Exercise = In this exercise, return the whole listing exactly, excluding any images.

»»

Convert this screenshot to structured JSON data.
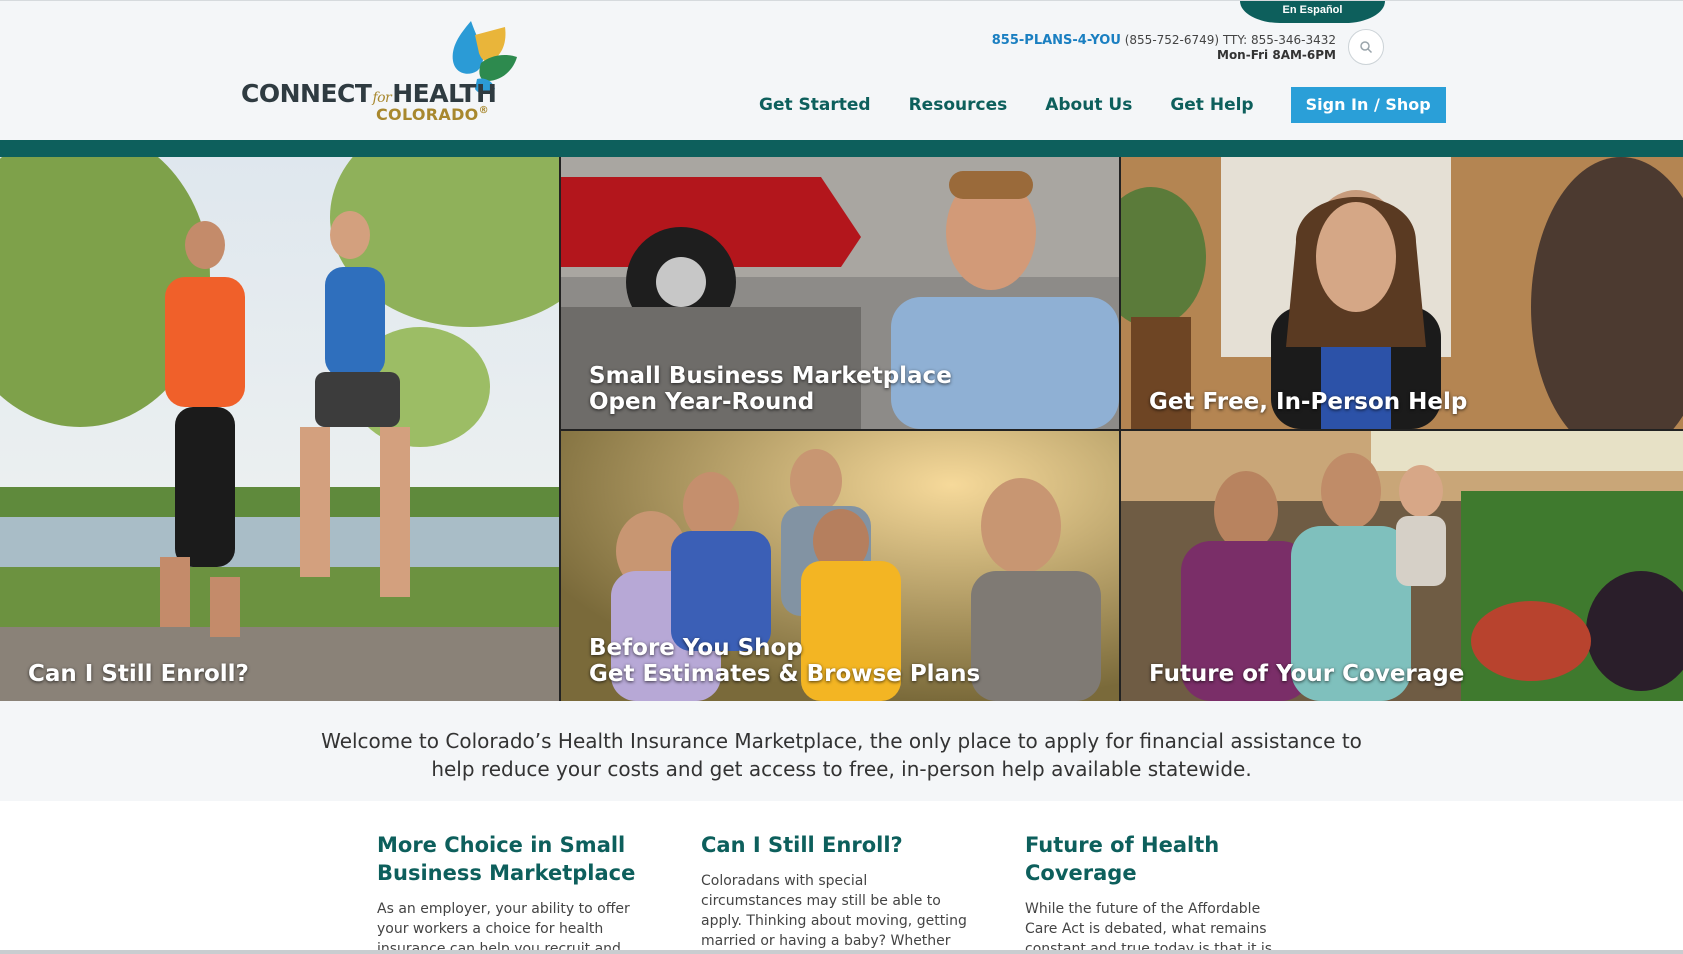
{
  "header": {
    "language_link": "En Español",
    "logo": {
      "connect": "CONNECT",
      "for": "for",
      "health": "HEALTH",
      "colorado": "COLORADO",
      "registered": "®"
    },
    "phone_brand": "855-PLANS-4-YOU",
    "phone_number": "(855-752-6749)",
    "tty": "TTY: 855-346-3432",
    "hours": "Mon-Fri 8AM-6PM",
    "search_icon": "search-icon"
  },
  "nav": {
    "items": [
      {
        "label": "Get Started"
      },
      {
        "label": "Resources"
      },
      {
        "label": "About Us"
      },
      {
        "label": "Get Help"
      }
    ],
    "cta": "Sign In / Shop"
  },
  "hero": {
    "tiles": [
      {
        "caption_line1": "Can I Still Enroll?",
        "caption_line2": ""
      },
      {
        "caption_line1": "Small Business Marketplace",
        "caption_line2": "Open Year-Round"
      },
      {
        "caption_line1": "Get Free, In-Person Help",
        "caption_line2": ""
      },
      {
        "caption_line1": "Before You Shop",
        "caption_line2": "Get Estimates & Browse Plans"
      },
      {
        "caption_line1": "Future of Your Coverage",
        "caption_line2": ""
      }
    ]
  },
  "welcome": {
    "text": "Welcome to Colorado’s Health Insurance Marketplace, the only place to apply for financial assistance to help reduce your costs and get access to free, in-person help available statewide."
  },
  "columns": [
    {
      "title": "More Choice in Small Business Marketplace",
      "body": "As an employer, your ability to offer your workers a choice for health insurance can help you recruit and"
    },
    {
      "title": "Can I Still Enroll?",
      "body": "Coloradans with special circumstances may still be able to apply. Thinking about moving, getting married or having a baby? Whether you are a new"
    },
    {
      "title": "Future of Health Coverage",
      "body": "While the future of the Affordable Care Act is debated, what remains constant and true today is that it is important to protect the health and financial future"
    }
  ],
  "colors": {
    "brand_teal": "#0d5f5c",
    "brand_blue": "#2a9fd8",
    "brand_gold": "#a8882e",
    "logo_leaf_blue": "#2b9bd6",
    "logo_leaf_gold": "#e9b53a",
    "logo_leaf_green": "#2d8a4e"
  }
}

««

Problem solution =
Convert this screenshot to structured JSON data.
{
  "header": {
    "language_link": "En Español",
    "logo": {
      "connect": "CONNECT",
      "for": "for",
      "health": "HEALTH",
      "colorado": "COLORADO",
      "registered": "®"
    },
    "phone_brand": "855-PLANS-4-YOU",
    "phone_number": "(855-752-6749)",
    "tty": "TTY: 855-346-3432",
    "hours": "Mon-Fri 8AM-6PM",
    "search_icon": "search-icon"
  },
  "nav": {
    "items": [
      {
        "label": "Get Started"
      },
      {
        "label": "Resources"
      },
      {
        "label": "About Us"
      },
      {
        "label": "Get Help"
      }
    ],
    "cta": "Sign In / Shop"
  },
  "hero": {
    "tiles": [
      {
        "caption_line1": "Can I Still Enroll?",
        "caption_line2": ""
      },
      {
        "caption_line1": "Small Business Marketplace",
        "caption_line2": "Open Year-Round"
      },
      {
        "caption_line1": "Get Free, In-Person Help",
        "caption_line2": ""
      },
      {
        "caption_line1": "Before You Shop",
        "caption_line2": "Get Estimates & Browse Plans"
      },
      {
        "caption_line1": "Future of Your Coverage",
        "caption_line2": ""
      }
    ]
  },
  "welcome": {
    "text": "Welcome to Colorado’s Health Insurance Marketplace, the only place to apply for financial assistance to help reduce your costs and get access to free, in-person help available statewide."
  },
  "columns": [
    {
      "title": "More Choice in Small Business Marketplace",
      "body": "As an employer, your ability to offer your workers a choice for health insurance can help you recruit and"
    },
    {
      "title": "Can I Still Enroll?",
      "body": "Coloradans with special circumstances may still be able to apply. Thinking about moving, getting married or having a baby? Whether you are a new"
    },
    {
      "title": "Future of Health Coverage",
      "body": "While the future of the Affordable Care Act is debated, what remains constant and true today is that it is important to protect the health and financial future"
    }
  ],
  "colors": {
    "brand_teal": "#0d5f5c",
    "brand_blue": "#2a9fd8",
    "brand_gold": "#a8882e",
    "logo_leaf_blue": "#2b9bd6",
    "logo_leaf_gold": "#e9b53a",
    "logo_leaf_green": "#2d8a4e"
  }
}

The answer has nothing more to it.